- Problem 1
Recast the stretch of the listing from the line containing "table-row — [0, 18, 624, 72]" through the line containing "hdd-cell: Typically around", both included, as a numbered list without blank lines.

The original corrupt database had been created on SQL Server 2014, but many people contacted me stating that they didn’t have SQL Server 2014 on their home computer, so I ended up creating a SQL Server 2008 version of the problem, but some were so driven to solve the challenge that they ended up installing SQL Server 2014 just to work the problem.

house1

Nice work John. Thanks for playing along, I hope you enjoyed the experience.  The next tweet from Mike Fal followed the post from John Morehouse.

nerd2

 

I hope that John took this comment from Mike Fal as a great compliments, however it was soon corrected by AJ Mendo that it is more geek than nerd.

aj1

Either way, geeks or nerds, it was a good learning experience for those involved, and for me having to evaluate each solution to determine if it was indeed a valid solution with no data loss. Personally I ended up restoring the corrupt database and testing different solutions over 50 times this weekend.

- Problem 2
Echo the stretch of the corrupt-database excerpt from "Nice work John." through "geek than nerd." word for word.

- Exercise inputs
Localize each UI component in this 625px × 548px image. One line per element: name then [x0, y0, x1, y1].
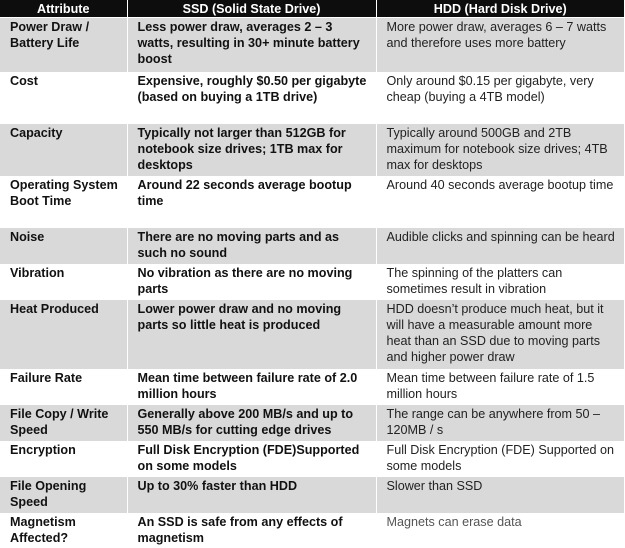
table-row — [0, 18, 624, 72]
table-header — [0, 0, 624, 18]
ssd-cell: Lower power draw and no moving parts so little heat is produced — [127, 300, 376, 369]
hdd-cell: Typically around 500GB and 2TB maximum for notebook size drives; 4TB max for desktops — [376, 124, 624, 176]
header-hdd: HDD (Hard Disk Drive) — [376, 0, 624, 18]
table-row — [0, 72, 624, 124]
attribute-cell: Power Draw / Battery Life — [0, 18, 127, 72]
ssd-cell: Up to 30% faster than HDD — [127, 477, 376, 513]
header-ssd: SSD (Solid State Drive) — [127, 0, 376, 18]
attribute-cell: Operating System Boot Time — [0, 176, 127, 228]
attribute-cell: Cost — [0, 72, 127, 124]
ssd-cell: Generally above 200 MB/s and up to 550 MB/s for cutting edge drives — [127, 405, 376, 441]
ssd-cell: Less power draw, averages 2 – 3 watts, resulting in 30+ minute battery boost — [127, 18, 376, 72]
table-row — [0, 477, 624, 513]
ssd-cell: Mean time between failure rate of 2.0 million hours — [127, 369, 376, 405]
table-row — [0, 176, 624, 228]
hdd-cell: The spinning of the platters can sometimes result in vibration — [376, 264, 624, 300]
table-row — [0, 264, 624, 300]
hdd-cell: Magnets can erase data — [376, 513, 624, 548]
table-row — [0, 124, 624, 176]
attribute-cell: Failure Rate — [0, 369, 127, 405]
table-row — [0, 369, 624, 405]
attribute-cell: Capacity — [0, 124, 127, 176]
ssd-cell: An SSD is safe from any effects of magnetism — [127, 513, 376, 548]
header-row — [0, 0, 624, 18]
table-row — [0, 300, 624, 369]
hdd-cell: Mean time between failure rate of 1.5 million hours — [376, 369, 624, 405]
table-body — [0, 18, 624, 548]
hdd-cell: Full Disk Encryption (FDE) Supported on some models — [376, 441, 624, 477]
hdd-cell: HDD doesn’t produce much heat, but it will have a measurable amount more heat than an SSD due to moving parts and higher power draw — [376, 300, 624, 369]
table-row — [0, 405, 624, 441]
attribute-cell: Noise — [0, 228, 127, 264]
attribute-cell: Heat Produced — [0, 300, 127, 369]
attribute-cell: File Opening Speed — [0, 477, 127, 513]
attribute-cell: Vibration — [0, 264, 127, 300]
hdd-cell: More power draw, averages 6 – 7 watts and therefore uses more battery — [376, 18, 624, 72]
hdd-cell: Slower than SSD — [376, 477, 624, 513]
hdd-cell: Audible clicks and spinning can be heard — [376, 228, 624, 264]
attribute-cell: File Copy / Write Speed — [0, 405, 127, 441]
hdd-cell: The range can be anywhere from 50 – 120MB / s — [376, 405, 624, 441]
ssd-cell: No vibration as there are no moving parts — [127, 264, 376, 300]
ssd-cell: There are no moving parts and as such no sound — [127, 228, 376, 264]
ssd-cell: Expensive, roughly $0.50 per gigabyte (based on buying a 1TB drive) — [127, 72, 376, 124]
attribute-cell: Encryption — [0, 441, 127, 477]
ssd-cell: Full Disk Encryption (FDE)Supported on some models — [127, 441, 376, 477]
table-row — [0, 441, 624, 477]
ssd-cell: Typically not larger than 512GB for notebook size drives; 1TB max for desktops — [127, 124, 376, 176]
header-attribute: Attribute — [0, 0, 127, 18]
table-row — [0, 228, 624, 264]
attribute-cell: Magnetism Affected? — [0, 513, 127, 548]
ssd-cell: Around 22 seconds average bootup time — [127, 176, 376, 228]
table-row — [0, 513, 624, 548]
hdd-cell: Only around $0.15 per gigabyte, very cheap (buying a 4TB model) — [376, 72, 624, 124]
hdd-cell: Around 40 seconds average bootup time — [376, 176, 624, 228]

- Task answer 1
1. table-row — [0, 18, 624, 72]
2. table-header — [0, 0, 624, 18]
3. ssd-cell: Lower power draw and no moving parts so little heat is produced — [127, 300, 376, 369]
4. hdd-cell: Typically around 500GB and 2TB maximum for notebook size drives; 4TB max for desktops — [376, 124, 624, 176]

- Task answer 2
Nice work John. Thanks for playing along, I hope you enjoyed the experience.  The next tweet from Mike Fal followed the post from John Morehouse.

nerd2

 

I hope that John took this comment from Mike Fal as a great compliments, however it was soon corrected by AJ Mendo that it is more geek than nerd.